[EXTRACTED DATA start]

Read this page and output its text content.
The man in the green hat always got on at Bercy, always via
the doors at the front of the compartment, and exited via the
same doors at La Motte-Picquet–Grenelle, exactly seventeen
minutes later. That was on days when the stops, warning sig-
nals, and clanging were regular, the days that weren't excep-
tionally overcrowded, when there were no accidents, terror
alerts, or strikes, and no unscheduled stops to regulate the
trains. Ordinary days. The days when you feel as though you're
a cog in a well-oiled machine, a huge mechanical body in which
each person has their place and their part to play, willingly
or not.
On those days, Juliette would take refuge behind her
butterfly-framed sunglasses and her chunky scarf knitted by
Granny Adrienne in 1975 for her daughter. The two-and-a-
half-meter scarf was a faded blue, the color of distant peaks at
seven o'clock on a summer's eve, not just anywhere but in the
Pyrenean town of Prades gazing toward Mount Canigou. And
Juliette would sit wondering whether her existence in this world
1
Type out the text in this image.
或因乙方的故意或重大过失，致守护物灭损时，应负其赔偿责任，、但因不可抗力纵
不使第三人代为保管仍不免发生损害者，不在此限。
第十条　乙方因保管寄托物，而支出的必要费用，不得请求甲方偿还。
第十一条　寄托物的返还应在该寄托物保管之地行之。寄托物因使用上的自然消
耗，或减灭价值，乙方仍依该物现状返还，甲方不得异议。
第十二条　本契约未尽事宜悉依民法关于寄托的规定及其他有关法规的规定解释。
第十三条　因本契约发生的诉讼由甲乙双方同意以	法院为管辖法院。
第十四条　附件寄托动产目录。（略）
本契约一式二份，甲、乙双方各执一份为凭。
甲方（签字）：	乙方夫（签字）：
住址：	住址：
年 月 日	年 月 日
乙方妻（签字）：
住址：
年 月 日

[EXTRACTED DATA end]

Please restate the data word for word, every record included.

COMPLETE RESPONSE ::
Read this page and output its text content.
The man in the green hat always got on at Bercy, always via
the doors at the front of the compartment, and exited via the
same doors at La Motte-Picquet–Grenelle, exactly seventeen
minutes later. That was on days when the stops, warning sig-
nals, and clanging were regular, the days that weren't excep-
tionally overcrowded, when there were no accidents, terror
alerts, or strikes, and no unscheduled stops to regulate the
trains. Ordinary days. The days when you feel as though you're
a cog in a well-oiled machine, a huge mechanical body in which
each person has their place and their part to play, willingly
or not.
On those days, Juliette would take refuge behind her
butterfly-framed sunglasses and her chunky scarf knitted by
Granny Adrienne in 1975 for her daughter. The two-and-a-
half-meter scarf was a faded blue, the color of distant peaks at
seven o'clock on a summer's eve, not just anywhere but in the
Pyrenean town of Prades gazing toward Mount Canigou. And
Juliette would sit wondering whether her existence in this world
1
Type out the text in this image.
或因乙方的故意或重大过失，致守护物灭损时，应负其赔偿责任，、但因不可抗力纵
不使第三人代为保管仍不免发生损害者，不在此限。
第十条　乙方因保管寄托物，而支出的必要费用，不得请求甲方偿还。
第十一条　寄托物的返还应在该寄托物保管之地行之。寄托物因使用上的自然消
耗，或减灭价值，乙方仍依该物现状返还，甲方不得异议。
第十二条　本契约未尽事宜悉依民法关于寄托的规定及其他有关法规的规定解释。
第十三条　因本契约发生的诉讼由甲乙双方同意以	法院为管辖法院。
第十四条　附件寄托动产目录。（略）
本契约一式二份，甲、乙双方各执一份为凭。
甲方（签字）：	乙方夫（签字）：
住址：	住址：
年 月 日	年 月 日
乙方妻（签字）：
住址：
年 月 日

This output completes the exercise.